▸ STATED EXERCISE:
Transcribe the listing below word for word.

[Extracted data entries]
__________________________________________________
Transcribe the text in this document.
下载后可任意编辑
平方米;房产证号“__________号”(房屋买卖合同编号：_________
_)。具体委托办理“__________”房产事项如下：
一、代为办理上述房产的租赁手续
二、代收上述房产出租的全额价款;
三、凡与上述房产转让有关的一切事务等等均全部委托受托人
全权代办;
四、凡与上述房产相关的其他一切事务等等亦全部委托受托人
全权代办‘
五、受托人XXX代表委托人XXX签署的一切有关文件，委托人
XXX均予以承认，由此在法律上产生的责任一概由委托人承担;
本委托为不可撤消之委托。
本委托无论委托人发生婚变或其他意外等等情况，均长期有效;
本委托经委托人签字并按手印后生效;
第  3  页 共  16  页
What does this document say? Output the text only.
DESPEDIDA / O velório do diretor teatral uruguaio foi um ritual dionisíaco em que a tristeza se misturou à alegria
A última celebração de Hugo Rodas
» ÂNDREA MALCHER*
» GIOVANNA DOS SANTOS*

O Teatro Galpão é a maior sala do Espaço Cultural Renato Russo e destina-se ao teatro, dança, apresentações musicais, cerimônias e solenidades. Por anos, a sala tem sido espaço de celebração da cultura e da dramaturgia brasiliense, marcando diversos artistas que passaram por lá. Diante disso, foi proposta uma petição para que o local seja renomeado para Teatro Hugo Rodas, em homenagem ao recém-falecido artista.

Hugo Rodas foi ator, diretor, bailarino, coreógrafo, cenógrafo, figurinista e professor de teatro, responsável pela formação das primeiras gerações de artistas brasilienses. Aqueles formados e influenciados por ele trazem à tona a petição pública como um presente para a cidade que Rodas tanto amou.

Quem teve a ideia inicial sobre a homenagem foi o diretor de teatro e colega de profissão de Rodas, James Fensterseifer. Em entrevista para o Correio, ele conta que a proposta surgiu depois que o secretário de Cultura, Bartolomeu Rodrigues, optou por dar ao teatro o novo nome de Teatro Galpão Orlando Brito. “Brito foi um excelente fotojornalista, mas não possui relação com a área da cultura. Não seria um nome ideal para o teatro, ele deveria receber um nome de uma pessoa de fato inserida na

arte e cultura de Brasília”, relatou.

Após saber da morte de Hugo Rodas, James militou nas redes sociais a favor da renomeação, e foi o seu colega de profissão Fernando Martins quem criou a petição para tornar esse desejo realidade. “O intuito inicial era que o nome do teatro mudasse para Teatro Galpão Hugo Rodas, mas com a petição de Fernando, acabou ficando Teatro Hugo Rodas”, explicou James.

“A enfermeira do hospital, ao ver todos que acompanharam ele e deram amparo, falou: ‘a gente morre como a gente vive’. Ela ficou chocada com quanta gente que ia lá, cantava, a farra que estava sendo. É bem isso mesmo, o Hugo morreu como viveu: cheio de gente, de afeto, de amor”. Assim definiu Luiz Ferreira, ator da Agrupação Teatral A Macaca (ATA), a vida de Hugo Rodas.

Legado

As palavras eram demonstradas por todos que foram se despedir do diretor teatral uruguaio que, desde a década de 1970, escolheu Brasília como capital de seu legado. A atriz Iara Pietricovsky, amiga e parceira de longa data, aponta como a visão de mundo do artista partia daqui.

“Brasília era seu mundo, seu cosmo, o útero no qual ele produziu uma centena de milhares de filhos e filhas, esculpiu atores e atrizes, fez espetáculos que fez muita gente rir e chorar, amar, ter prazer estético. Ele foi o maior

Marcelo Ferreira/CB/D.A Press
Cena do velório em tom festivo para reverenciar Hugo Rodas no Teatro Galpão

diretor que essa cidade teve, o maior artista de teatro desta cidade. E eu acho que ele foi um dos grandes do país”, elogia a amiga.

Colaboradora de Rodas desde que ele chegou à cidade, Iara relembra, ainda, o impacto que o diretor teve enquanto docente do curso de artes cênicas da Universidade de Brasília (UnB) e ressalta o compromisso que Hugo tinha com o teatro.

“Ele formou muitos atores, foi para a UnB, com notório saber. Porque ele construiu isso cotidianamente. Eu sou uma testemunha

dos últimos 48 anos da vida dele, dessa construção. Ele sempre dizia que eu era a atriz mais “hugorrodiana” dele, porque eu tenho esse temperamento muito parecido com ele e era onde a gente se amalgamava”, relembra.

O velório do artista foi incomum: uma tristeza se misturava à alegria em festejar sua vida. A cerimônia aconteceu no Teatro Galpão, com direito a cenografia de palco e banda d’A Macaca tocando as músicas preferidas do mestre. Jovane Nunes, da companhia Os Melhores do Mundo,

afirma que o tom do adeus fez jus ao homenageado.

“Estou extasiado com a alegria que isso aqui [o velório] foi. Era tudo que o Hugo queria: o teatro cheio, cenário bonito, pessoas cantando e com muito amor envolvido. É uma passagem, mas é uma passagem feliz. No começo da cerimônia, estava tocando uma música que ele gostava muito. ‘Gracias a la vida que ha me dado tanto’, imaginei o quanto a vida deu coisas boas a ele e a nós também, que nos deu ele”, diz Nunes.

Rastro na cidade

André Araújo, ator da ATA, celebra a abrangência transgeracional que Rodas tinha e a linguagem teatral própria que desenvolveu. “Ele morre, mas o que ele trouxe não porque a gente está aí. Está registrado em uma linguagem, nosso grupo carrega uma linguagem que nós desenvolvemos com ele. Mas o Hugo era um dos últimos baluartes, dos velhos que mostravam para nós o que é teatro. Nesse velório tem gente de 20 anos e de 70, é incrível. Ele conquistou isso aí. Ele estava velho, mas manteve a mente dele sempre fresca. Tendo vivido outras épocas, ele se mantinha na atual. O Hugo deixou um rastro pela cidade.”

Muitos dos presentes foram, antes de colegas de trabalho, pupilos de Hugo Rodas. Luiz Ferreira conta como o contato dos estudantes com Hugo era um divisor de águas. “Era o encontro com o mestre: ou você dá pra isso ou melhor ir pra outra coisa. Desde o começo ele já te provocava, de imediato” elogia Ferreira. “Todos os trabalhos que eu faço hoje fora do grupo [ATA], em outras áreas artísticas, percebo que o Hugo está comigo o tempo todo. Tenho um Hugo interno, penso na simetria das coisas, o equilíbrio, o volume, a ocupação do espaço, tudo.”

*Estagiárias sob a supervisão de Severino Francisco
__________________________________________________
▸ RESULT FOR THIS TASK:
Transcribe the text in this document.
下载后可任意编辑
平方米;房产证号“__________号”(房屋买卖合同编号：_________
_)。具体委托办理“__________”房产事项如下：
一、代为办理上述房产的租赁手续
二、代收上述房产出租的全额价款;
三、凡与上述房产转让有关的一切事务等等均全部委托受托人
全权代办;
四、凡与上述房产相关的其他一切事务等等亦全部委托受托人
全权代办‘
五、受托人XXX代表委托人XXX签署的一切有关文件，委托人
XXX均予以承认，由此在法律上产生的责任一概由委托人承担;
本委托为不可撤消之委托。
本委托无论委托人发生婚变或其他意外等等情况，均长期有效;
本委托经委托人签字并按手印后生效;
第  3  页 共  16  页
What does this document say? Output the text only.
DESPEDIDA / O velório do diretor teatral uruguaio foi um ritual dionisíaco em que a tristeza se misturou à alegria
A última celebração de Hugo Rodas
» ÂNDREA MALCHER*
» GIOVANNA DOS SANTOS*

O Teatro Galpão é a maior sala do Espaço Cultural Renato Russo e destina-se ao teatro, dança, apresentações musicais, cerimônias e solenidades. Por anos, a sala tem sido espaço de celebração da cultura e da dramaturgia brasiliense, marcando diversos artistas que passaram por lá. Diante disso, foi proposta uma petição para que o local seja renomeado para Teatro Hugo Rodas, em homenagem ao recém-falecido artista.

Hugo Rodas foi ator, diretor, bailarino, coreógrafo, cenógrafo, figurinista e professor de teatro, responsável pela formação das primeiras gerações de artistas brasilienses. Aqueles formados e influenciados por ele trazem à tona a petição pública como um presente para a cidade que Rodas tanto amou.

Quem teve a ideia inicial sobre a homenagem foi o diretor de teatro e colega de profissão de Rodas, James Fensterseifer. Em entrevista para o Correio, ele conta que a proposta surgiu depois que o secretário de Cultura, Bartolomeu Rodrigues, optou por dar ao teatro o novo nome de Teatro Galpão Orlando Brito. “Brito foi um excelente fotojornalista, mas não possui relação com a área da cultura. Não seria um nome ideal para o teatro, ele deveria receber um nome de uma pessoa de fato inserida na

arte e cultura de Brasília”, relatou.

Após saber da morte de Hugo Rodas, James militou nas redes sociais a favor da renomeação, e foi o seu colega de profissão Fernando Martins quem criou a petição para tornar esse desejo realidade. “O intuito inicial era que o nome do teatro mudasse para Teatro Galpão Hugo Rodas, mas com a petição de Fernando, acabou ficando Teatro Hugo Rodas”, explicou James.

“A enfermeira do hospital, ao ver todos que acompanharam ele e deram amparo, falou: ‘a gente morre como a gente vive’. Ela ficou chocada com quanta gente que ia lá, cantava, a farra que estava sendo. É bem isso mesmo, o Hugo morreu como viveu: cheio de gente, de afeto, de amor”. Assim definiu Luiz Ferreira, ator da Agrupação Teatral A Macaca (ATA), a vida de Hugo Rodas.

Legado

As palavras eram demonstradas por todos que foram se despedir do diretor teatral uruguaio que, desde a década de 1970, escolheu Brasília como capital de seu legado. A atriz Iara Pietricovsky, amiga e parceira de longa data, aponta como a visão de mundo do artista partia daqui.

“Brasília era seu mundo, seu cosmo, o útero no qual ele produziu uma centena de milhares de filhos e filhas, esculpiu atores e atrizes, fez espetáculos que fez muita gente rir e chorar, amar, ter prazer estético. Ele foi o maior

Marcelo Ferreira/CB/D.A Press
Cena do velório em tom festivo para reverenciar Hugo Rodas no Teatro Galpão

diretor que essa cidade teve, o maior artista de teatro desta cidade. E eu acho que ele foi um dos grandes do país”, elogia a amiga.

Colaboradora de Rodas desde que ele chegou à cidade, Iara relembra, ainda, o impacto que o diretor teve enquanto docente do curso de artes cênicas da Universidade de Brasília (UnB) e ressalta o compromisso que Hugo tinha com o teatro.

“Ele formou muitos atores, foi para a UnB, com notório saber. Porque ele construiu isso cotidianamente. Eu sou uma testemunha

dos últimos 48 anos da vida dele, dessa construção. Ele sempre dizia que eu era a atriz mais “hugorrodiana” dele, porque eu tenho esse temperamento muito parecido com ele e era onde a gente se amalgamava”, relembra.

O velório do artista foi incomum: uma tristeza se misturava à alegria em festejar sua vida. A cerimônia aconteceu no Teatro Galpão, com direito a cenografia de palco e banda d’A Macaca tocando as músicas preferidas do mestre. Jovane Nunes, da companhia Os Melhores do Mundo,

afirma que o tom do adeus fez jus ao homenageado.

“Estou extasiado com a alegria que isso aqui [o velório] foi. Era tudo que o Hugo queria: o teatro cheio, cenário bonito, pessoas cantando e com muito amor envolvido. É uma passagem, mas é uma passagem feliz. No começo da cerimônia, estava tocando uma música que ele gostava muito. ‘Gracias a la vida que ha me dado tanto’, imaginei o quanto a vida deu coisas boas a ele e a nós também, que nos deu ele”, diz Nunes.

Rastro na cidade

André Araújo, ator da ATA, celebra a abrangência transgeracional que Rodas tinha e a linguagem teatral própria que desenvolveu. “Ele morre, mas o que ele trouxe não porque a gente está aí. Está registrado em uma linguagem, nosso grupo carrega uma linguagem que nós desenvolvemos com ele. Mas o Hugo era um dos últimos baluartes, dos velhos que mostravam para nós o que é teatro. Nesse velório tem gente de 20 anos e de 70, é incrível. Ele conquistou isso aí. Ele estava velho, mas manteve a mente dele sempre fresca. Tendo vivido outras épocas, ele se mantinha na atual. O Hugo deixou um rastro pela cidade.”

Muitos dos presentes foram, antes de colegas de trabalho, pupilos de Hugo Rodas. Luiz Ferreira conta como o contato dos estudantes com Hugo era um divisor de águas. “Era o encontro com o mestre: ou você dá pra isso ou melhor ir pra outra coisa. Desde o começo ele já te provocava, de imediato” elogia Ferreira. “Todos os trabalhos que eu faço hoje fora do grupo [ATA], em outras áreas artísticas, percebo que o Hugo está comigo o tempo todo. Tenho um Hugo interno, penso na simetria das coisas, o equilíbrio, o volume, a ocupação do espaço, tudo.”

*Estagiárias sob a supervisão de Severino Francisco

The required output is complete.